After a routine visit to the gynecologist, I received a letter from my insurance company billing me for almost $2000. The letter explained that the procedure I needed was a “gender specific code [and s]ince the referenced code is inconsistent with the Member’s gender, [the company] is not responsible for any additional payment on this claim[s].”
Basically, an already very unpleasant experience was going to cost me $2,000 because I was listed as male under my insurance. My existence and my body were literally incompatible with the health care system. The inability of the insurance company to process the idea that a man could need a pelvic exam was going to cost me $2,000. For others, for whom these financial costs and the confused stares and discriminatory judgment of medical providers cause the avoidance of preventative care altogether, the incomprehensibility of trans existence in our health care regimes literally costs people their lives.
As a trans person I am very familiar with being denied coverage for medically necessary health care. In law school I took out $10,000 in loans (on top of my educational loans) to pay for care that my insurance company excluded from coverage under a blanket exclusion. Since then, I have been employed in various legal jobs with excellent insurance and still have to navigate regular coverage denials for both transition-related care and care that is deemed “gender specific.”
For me, this has ranged from humiliating to inconvenient to enraging but because of my access to legal information, supportive employers and family, and resources, it has been manageable. For many other trans people, these types of coverage denial lead to negative health outcomes and in tragically too many cases, death.

Requirement: In the account of insurance coverage denials, how much did the writer borrow in law school to pay for care the insurer excluded?

Supplied entries:
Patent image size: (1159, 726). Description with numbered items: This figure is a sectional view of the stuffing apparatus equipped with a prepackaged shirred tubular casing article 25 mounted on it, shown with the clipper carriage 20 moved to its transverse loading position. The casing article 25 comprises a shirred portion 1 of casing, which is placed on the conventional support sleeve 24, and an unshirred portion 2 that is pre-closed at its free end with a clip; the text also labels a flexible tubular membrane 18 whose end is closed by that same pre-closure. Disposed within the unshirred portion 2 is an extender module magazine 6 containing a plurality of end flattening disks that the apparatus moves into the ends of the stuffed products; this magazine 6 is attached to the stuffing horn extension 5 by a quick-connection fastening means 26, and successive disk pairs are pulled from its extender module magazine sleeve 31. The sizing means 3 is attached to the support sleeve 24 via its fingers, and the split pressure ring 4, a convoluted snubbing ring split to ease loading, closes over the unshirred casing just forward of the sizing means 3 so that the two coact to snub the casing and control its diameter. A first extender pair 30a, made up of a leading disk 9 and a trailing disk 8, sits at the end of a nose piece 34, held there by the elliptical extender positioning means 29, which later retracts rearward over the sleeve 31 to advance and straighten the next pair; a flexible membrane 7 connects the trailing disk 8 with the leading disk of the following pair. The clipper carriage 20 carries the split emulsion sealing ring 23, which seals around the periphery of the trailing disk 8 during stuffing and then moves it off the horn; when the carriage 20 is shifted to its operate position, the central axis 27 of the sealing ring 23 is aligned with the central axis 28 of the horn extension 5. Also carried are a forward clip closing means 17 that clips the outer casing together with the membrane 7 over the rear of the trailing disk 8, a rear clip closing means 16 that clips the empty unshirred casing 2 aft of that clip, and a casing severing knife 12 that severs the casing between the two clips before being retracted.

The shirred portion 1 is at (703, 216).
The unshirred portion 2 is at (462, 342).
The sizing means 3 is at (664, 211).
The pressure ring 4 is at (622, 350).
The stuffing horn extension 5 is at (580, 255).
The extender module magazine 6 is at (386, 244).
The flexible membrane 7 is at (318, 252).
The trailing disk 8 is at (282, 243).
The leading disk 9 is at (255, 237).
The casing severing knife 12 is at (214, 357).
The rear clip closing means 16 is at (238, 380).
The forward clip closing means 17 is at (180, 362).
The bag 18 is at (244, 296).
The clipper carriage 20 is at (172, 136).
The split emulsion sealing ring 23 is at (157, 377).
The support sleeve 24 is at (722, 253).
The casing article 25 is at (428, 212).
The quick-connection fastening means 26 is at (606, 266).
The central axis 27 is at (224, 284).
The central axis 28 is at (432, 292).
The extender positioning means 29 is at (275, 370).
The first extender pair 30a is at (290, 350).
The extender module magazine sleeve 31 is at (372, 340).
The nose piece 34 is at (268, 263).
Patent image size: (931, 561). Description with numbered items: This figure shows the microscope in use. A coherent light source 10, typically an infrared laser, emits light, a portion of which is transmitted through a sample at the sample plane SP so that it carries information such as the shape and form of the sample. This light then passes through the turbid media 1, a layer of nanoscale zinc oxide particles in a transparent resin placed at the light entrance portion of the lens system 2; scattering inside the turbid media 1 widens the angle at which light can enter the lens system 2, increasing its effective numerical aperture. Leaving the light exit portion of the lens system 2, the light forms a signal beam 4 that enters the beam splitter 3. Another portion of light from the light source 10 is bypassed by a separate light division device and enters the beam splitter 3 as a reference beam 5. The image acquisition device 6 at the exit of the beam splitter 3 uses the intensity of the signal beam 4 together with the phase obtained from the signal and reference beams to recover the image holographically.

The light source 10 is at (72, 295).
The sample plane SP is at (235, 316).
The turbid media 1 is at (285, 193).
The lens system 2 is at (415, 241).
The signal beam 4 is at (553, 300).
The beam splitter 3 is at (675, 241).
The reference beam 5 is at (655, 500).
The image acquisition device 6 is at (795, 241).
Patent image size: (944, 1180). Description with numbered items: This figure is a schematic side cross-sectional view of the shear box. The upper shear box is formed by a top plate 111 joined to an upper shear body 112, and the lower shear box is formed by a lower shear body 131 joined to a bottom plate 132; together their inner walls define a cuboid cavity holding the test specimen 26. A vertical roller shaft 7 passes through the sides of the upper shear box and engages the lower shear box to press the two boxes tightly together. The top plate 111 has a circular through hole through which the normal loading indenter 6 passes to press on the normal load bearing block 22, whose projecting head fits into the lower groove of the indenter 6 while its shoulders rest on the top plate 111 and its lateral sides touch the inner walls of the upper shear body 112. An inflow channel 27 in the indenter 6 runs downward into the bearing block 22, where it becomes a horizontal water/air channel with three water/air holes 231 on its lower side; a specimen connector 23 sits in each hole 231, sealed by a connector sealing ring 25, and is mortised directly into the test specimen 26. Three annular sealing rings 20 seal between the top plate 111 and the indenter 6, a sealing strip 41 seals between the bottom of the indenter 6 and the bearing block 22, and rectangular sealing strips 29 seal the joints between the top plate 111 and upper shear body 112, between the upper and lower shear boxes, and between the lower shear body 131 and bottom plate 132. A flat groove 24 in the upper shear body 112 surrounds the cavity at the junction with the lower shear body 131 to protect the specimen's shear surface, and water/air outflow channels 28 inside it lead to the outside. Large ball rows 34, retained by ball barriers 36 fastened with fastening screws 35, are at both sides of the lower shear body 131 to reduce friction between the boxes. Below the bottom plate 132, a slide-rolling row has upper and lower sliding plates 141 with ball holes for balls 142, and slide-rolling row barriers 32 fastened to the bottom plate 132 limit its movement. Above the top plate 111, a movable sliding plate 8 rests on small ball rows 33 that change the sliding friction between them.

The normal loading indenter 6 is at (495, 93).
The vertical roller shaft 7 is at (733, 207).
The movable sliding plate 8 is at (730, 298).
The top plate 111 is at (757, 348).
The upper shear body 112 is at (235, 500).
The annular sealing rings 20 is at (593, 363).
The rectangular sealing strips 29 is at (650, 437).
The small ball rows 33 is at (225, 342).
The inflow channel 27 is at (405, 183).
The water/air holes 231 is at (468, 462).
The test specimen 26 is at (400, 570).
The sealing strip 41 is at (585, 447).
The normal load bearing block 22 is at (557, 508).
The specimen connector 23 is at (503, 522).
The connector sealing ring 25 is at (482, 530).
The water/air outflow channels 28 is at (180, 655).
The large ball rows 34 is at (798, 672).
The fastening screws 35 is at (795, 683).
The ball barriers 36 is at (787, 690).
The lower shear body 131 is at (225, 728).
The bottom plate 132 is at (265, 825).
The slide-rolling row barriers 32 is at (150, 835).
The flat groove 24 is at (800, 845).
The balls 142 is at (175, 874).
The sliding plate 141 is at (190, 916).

Your solution: $10,000 in loans, on top of educational loans.